Available data:
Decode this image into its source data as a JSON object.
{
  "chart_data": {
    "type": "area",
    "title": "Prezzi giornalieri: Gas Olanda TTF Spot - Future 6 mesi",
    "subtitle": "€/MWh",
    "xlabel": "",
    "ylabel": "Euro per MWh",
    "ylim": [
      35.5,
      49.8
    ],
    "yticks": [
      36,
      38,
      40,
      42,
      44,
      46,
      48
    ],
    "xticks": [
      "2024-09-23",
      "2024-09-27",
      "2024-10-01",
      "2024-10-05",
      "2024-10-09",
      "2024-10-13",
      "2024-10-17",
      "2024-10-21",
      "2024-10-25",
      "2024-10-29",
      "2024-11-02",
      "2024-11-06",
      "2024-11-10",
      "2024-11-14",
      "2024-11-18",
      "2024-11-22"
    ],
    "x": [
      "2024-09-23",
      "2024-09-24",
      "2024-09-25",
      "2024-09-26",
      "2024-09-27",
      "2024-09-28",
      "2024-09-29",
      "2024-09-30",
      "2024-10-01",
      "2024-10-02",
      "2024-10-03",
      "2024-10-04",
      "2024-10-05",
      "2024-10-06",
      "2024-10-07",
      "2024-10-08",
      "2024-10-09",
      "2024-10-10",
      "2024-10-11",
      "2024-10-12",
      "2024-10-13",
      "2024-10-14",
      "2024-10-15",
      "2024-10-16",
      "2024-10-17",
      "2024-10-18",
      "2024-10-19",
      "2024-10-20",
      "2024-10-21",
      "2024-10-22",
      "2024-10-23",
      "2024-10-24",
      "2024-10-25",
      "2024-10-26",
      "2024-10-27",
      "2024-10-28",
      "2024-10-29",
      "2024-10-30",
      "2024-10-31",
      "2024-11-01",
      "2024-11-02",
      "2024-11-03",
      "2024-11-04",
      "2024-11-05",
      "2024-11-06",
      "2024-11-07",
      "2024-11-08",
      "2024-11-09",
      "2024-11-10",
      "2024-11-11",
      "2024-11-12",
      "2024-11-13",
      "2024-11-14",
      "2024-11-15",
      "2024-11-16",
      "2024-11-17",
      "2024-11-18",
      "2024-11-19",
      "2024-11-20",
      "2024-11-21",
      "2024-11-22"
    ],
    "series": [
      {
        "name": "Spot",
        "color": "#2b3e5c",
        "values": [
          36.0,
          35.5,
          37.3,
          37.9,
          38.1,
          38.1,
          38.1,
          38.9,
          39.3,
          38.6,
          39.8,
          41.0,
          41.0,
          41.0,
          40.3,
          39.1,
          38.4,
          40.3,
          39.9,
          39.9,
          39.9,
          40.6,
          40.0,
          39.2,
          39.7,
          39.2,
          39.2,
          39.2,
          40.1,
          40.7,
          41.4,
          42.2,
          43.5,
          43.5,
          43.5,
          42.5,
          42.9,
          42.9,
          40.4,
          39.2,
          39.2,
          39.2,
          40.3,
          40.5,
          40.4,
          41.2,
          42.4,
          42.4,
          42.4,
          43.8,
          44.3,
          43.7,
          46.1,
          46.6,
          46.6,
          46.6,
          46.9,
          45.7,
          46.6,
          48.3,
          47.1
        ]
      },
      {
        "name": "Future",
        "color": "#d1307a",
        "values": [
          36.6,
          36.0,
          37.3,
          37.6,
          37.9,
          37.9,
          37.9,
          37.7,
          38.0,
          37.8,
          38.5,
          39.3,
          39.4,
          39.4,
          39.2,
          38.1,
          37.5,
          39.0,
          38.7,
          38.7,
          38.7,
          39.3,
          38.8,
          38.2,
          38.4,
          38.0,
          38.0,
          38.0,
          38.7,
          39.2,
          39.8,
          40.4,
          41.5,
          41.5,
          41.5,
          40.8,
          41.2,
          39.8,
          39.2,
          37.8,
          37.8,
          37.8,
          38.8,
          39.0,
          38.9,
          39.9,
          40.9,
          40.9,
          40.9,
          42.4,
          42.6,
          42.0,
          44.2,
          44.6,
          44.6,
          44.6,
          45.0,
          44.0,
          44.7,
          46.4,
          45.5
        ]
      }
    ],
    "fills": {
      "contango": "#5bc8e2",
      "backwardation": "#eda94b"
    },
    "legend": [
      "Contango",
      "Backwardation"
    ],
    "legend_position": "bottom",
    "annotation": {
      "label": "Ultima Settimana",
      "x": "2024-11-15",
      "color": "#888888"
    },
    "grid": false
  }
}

What you have to do:
Using the listing, say how many lines include the word "color", and add nothing else.

Answer to this task:
3